### Task details
Find each line with the string "Владислава" and copy it.

(Dataset items)
## Begin
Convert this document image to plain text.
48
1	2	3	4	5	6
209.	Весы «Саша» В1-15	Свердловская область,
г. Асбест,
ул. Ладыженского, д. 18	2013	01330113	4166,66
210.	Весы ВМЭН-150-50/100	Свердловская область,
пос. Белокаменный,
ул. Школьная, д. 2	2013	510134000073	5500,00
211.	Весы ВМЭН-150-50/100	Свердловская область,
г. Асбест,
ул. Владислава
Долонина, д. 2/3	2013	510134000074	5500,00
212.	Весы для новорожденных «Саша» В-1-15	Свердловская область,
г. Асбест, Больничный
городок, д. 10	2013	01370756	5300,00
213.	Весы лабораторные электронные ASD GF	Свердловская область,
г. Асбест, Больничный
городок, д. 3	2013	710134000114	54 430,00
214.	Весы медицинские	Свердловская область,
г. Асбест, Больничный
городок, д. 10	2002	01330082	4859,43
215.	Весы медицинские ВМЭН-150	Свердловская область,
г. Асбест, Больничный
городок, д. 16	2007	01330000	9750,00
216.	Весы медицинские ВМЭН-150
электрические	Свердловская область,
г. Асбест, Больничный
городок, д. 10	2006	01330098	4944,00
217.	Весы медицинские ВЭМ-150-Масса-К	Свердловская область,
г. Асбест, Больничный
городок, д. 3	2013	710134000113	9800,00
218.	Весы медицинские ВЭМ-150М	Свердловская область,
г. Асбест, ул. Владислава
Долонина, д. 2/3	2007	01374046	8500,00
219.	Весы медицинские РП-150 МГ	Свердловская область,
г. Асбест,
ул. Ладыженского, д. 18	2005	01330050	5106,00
## End
## Begin
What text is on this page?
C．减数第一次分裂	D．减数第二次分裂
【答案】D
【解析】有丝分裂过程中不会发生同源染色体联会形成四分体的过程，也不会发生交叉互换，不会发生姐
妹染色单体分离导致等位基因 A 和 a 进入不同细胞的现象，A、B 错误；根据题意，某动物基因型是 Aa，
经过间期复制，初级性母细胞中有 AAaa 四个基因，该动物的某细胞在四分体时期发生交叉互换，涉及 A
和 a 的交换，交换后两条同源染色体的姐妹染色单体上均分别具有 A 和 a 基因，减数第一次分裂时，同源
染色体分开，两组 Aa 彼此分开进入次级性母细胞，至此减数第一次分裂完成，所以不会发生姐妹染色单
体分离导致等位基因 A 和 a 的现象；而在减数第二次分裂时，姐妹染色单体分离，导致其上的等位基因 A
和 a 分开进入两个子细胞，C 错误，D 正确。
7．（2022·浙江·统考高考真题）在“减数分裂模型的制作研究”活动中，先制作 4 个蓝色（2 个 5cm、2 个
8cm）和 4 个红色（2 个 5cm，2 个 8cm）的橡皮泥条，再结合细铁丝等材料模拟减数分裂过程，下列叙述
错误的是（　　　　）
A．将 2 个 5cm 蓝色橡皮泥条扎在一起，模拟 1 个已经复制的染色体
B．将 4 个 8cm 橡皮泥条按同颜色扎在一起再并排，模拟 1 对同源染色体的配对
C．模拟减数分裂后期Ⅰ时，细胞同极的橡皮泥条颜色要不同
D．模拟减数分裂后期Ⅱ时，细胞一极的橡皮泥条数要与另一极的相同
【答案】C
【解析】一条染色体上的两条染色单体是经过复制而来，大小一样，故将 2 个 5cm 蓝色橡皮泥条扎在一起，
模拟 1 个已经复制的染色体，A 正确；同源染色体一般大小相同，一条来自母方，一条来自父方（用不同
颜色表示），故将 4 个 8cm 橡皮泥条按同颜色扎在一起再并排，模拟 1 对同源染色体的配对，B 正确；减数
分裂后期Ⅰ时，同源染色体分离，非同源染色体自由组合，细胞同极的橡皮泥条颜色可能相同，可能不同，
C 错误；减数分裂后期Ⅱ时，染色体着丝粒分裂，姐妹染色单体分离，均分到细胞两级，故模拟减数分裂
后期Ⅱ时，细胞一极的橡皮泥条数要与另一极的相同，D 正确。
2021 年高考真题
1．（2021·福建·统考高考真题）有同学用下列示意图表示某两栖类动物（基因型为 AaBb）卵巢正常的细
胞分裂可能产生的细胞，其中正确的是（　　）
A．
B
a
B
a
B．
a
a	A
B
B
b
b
## End
### Written solution
ул. Владислава
г. Асбест, ул. Владислава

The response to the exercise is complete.